▸ The task
Copy out all lines with the word "всех" in them.

▸ Data provided
• • • • •

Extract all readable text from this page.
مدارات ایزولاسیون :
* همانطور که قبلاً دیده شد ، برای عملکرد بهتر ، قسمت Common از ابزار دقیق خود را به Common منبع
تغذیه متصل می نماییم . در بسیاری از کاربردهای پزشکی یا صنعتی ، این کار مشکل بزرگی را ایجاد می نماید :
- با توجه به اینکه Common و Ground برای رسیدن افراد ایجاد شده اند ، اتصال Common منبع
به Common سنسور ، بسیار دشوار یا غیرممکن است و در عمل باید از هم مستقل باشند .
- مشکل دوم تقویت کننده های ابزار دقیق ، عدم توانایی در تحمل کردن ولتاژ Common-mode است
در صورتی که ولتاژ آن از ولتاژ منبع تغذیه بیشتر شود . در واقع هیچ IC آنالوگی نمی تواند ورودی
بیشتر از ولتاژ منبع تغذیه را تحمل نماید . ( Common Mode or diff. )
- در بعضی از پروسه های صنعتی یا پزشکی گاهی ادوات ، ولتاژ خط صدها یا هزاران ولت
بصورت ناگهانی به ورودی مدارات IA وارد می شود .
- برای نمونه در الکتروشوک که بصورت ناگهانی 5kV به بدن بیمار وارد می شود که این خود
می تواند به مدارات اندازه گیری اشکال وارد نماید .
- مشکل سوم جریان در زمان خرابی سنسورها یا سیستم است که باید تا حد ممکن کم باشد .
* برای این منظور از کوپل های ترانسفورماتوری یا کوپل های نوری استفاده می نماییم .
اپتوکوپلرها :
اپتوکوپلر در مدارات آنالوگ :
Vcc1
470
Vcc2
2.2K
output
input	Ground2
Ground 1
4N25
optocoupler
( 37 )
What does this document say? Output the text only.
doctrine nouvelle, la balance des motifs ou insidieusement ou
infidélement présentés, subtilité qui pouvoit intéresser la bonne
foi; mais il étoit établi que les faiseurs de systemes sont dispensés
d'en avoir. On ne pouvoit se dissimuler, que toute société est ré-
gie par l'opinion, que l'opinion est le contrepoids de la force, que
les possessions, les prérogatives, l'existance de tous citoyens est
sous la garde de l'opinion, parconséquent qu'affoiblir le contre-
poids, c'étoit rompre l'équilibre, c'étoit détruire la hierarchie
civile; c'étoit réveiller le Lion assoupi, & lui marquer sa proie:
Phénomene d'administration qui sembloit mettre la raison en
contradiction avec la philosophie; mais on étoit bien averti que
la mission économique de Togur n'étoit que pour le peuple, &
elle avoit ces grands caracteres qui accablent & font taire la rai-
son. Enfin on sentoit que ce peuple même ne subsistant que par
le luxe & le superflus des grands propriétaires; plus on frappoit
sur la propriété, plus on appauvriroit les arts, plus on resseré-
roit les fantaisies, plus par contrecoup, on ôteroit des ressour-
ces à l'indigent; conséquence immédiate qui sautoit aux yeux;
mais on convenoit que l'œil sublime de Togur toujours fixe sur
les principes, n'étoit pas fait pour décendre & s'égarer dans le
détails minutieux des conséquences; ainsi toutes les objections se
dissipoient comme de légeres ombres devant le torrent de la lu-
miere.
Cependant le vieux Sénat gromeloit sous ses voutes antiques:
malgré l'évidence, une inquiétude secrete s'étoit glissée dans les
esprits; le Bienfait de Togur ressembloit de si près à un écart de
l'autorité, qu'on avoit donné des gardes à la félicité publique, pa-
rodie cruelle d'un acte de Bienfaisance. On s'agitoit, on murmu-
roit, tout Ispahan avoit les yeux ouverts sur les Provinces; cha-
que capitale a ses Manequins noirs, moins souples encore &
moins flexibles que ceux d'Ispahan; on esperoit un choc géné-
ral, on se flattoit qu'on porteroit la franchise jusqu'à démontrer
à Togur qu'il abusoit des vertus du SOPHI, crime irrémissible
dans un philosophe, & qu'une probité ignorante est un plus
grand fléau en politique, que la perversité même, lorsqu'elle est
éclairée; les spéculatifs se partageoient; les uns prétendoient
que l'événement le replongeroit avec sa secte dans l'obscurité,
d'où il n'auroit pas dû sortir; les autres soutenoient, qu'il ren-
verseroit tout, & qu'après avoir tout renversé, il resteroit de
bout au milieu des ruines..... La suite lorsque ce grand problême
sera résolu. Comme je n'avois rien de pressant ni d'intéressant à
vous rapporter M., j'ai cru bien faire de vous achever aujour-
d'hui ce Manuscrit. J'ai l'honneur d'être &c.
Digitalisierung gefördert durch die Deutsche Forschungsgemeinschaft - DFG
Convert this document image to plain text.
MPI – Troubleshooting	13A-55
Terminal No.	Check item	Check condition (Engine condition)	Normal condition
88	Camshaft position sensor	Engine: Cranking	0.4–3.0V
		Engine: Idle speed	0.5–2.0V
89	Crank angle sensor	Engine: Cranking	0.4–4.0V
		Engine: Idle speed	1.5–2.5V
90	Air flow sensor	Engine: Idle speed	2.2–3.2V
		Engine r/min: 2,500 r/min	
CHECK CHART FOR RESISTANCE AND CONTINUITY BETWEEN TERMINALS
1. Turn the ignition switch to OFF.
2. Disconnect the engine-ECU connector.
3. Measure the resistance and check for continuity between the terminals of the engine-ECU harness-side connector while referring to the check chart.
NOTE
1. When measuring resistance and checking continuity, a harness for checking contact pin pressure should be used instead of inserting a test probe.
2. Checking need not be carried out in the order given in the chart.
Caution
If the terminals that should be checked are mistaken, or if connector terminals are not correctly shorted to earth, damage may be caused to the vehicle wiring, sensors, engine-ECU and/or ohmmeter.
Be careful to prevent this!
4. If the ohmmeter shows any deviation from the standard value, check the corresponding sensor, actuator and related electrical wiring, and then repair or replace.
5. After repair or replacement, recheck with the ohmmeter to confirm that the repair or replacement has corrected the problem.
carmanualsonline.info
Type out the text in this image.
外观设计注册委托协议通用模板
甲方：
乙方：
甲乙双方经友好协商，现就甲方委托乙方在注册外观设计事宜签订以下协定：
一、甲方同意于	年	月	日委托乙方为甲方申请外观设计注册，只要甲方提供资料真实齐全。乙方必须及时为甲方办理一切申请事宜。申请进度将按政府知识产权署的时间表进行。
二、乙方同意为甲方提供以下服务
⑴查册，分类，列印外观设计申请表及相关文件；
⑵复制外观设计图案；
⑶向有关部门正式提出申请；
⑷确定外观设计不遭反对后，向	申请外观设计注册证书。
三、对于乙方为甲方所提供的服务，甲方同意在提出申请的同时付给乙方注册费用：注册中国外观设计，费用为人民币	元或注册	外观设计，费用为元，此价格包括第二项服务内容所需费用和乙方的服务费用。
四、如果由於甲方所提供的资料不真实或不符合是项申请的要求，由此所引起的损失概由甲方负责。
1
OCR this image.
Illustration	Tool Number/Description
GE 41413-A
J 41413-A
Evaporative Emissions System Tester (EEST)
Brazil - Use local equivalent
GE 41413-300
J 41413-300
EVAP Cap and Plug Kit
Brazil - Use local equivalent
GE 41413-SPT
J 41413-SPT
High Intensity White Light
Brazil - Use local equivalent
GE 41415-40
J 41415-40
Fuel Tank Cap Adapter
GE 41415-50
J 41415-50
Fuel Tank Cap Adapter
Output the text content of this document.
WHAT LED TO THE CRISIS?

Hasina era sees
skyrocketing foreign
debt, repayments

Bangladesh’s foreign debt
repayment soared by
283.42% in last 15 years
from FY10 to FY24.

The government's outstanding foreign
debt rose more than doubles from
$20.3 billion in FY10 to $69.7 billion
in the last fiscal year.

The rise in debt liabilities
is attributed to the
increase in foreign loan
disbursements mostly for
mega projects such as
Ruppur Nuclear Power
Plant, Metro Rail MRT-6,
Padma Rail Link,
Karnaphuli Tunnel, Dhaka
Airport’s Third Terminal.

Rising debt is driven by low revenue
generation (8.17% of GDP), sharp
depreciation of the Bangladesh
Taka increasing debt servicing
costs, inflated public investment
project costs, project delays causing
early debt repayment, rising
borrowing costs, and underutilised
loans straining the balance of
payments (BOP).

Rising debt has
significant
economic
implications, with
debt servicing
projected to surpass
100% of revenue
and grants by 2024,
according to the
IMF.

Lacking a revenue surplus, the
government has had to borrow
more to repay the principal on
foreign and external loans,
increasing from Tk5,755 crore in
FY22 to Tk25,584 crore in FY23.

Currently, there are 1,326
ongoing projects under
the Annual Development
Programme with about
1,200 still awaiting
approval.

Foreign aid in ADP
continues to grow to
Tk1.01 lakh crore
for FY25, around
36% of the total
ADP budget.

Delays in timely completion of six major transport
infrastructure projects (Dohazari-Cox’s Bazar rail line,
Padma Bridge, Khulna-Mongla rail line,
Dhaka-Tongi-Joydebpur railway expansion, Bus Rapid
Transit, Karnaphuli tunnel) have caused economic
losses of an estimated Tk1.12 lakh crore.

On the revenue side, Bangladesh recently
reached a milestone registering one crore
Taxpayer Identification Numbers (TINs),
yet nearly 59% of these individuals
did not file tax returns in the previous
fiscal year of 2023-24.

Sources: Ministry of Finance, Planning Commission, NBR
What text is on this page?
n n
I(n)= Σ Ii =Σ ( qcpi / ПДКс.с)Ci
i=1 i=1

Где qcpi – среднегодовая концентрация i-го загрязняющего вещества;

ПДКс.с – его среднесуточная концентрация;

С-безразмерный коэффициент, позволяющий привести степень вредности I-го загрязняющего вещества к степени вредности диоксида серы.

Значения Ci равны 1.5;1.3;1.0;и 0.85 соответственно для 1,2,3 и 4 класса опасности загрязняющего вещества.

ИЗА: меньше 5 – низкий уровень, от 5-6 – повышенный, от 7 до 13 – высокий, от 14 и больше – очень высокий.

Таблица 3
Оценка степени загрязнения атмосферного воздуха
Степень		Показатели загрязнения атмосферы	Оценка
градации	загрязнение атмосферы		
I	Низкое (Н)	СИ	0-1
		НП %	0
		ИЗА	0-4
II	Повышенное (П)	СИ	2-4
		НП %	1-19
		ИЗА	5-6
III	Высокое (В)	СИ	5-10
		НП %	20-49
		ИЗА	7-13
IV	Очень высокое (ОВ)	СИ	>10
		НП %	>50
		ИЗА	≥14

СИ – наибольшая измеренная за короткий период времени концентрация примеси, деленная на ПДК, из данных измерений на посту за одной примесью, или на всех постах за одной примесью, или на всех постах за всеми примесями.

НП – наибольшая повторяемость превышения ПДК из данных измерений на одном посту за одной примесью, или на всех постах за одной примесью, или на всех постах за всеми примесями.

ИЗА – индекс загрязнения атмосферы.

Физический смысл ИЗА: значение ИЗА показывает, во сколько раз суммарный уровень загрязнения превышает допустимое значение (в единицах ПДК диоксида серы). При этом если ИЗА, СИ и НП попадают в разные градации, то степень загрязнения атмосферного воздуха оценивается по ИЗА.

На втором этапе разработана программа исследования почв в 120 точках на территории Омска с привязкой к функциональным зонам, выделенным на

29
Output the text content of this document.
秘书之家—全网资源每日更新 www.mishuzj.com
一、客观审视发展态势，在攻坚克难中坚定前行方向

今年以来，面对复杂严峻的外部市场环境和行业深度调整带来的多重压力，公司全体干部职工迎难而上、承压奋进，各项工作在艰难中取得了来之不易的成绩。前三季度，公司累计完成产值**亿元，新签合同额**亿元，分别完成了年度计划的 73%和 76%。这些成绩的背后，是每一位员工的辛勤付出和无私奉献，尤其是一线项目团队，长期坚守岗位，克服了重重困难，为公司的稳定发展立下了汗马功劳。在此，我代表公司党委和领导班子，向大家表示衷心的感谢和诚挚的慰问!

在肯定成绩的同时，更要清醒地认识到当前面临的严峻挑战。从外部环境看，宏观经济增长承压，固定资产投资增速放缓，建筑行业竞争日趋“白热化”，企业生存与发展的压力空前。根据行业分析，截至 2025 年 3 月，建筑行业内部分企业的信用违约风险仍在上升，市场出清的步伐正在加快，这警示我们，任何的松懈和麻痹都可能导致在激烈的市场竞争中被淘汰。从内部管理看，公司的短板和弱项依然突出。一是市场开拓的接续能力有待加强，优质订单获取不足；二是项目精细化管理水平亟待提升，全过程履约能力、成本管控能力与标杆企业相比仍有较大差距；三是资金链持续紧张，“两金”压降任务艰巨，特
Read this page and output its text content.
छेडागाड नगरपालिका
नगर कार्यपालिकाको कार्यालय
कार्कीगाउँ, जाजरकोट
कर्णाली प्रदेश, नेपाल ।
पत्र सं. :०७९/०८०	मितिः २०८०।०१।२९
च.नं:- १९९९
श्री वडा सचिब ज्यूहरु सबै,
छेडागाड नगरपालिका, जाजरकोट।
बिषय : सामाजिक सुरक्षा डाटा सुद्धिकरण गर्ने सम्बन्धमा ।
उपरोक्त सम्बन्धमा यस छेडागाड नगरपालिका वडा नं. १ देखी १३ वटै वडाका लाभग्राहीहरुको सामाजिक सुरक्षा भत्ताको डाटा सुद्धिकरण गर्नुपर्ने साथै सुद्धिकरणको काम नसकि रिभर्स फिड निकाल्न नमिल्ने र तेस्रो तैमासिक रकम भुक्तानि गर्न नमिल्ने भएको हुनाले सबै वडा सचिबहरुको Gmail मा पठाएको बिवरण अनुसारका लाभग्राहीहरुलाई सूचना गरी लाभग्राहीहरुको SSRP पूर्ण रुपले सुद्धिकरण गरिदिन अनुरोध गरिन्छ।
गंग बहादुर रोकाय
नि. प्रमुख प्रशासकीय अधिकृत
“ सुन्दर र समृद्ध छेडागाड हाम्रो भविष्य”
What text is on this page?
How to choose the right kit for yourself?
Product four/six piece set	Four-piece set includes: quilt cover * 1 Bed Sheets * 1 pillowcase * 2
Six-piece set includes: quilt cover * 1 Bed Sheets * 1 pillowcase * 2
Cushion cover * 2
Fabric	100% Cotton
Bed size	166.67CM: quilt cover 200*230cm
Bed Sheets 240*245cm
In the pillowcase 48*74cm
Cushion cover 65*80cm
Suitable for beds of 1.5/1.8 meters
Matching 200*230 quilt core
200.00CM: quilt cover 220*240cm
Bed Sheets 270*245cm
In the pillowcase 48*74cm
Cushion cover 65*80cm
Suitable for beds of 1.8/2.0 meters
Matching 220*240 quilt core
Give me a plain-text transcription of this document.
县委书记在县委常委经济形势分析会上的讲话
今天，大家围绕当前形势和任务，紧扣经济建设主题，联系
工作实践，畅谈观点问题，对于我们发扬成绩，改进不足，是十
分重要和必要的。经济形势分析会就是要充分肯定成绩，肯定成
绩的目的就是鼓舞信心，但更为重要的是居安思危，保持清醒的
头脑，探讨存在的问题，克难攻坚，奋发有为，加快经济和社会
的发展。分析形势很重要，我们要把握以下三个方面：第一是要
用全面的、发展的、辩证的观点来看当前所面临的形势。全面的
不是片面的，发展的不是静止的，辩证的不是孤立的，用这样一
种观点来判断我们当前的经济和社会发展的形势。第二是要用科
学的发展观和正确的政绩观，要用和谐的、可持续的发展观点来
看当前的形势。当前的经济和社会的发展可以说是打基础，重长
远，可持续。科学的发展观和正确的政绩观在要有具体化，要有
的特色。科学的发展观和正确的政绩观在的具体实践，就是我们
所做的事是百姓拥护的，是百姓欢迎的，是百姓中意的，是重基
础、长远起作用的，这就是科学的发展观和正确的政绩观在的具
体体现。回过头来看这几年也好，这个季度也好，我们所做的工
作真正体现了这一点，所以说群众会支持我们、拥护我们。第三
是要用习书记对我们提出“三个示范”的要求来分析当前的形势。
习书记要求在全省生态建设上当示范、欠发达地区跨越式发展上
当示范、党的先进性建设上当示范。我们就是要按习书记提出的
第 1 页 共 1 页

• • • • •

▸ Solution for this exercise
СИ – наибольшая измеренная за короткий период времени концентрация примеси, деленная на ПДК, из данных измерений на посту за одной примесью, или на всех постах за одной примесью, или на всех постах за всеми примесями.
НП – наибольшая повторяемость превышения ПДК из данных измерений на одном посту за одной примесью, или на всех постах за одной примесью, или на всех постах за всеми примесями.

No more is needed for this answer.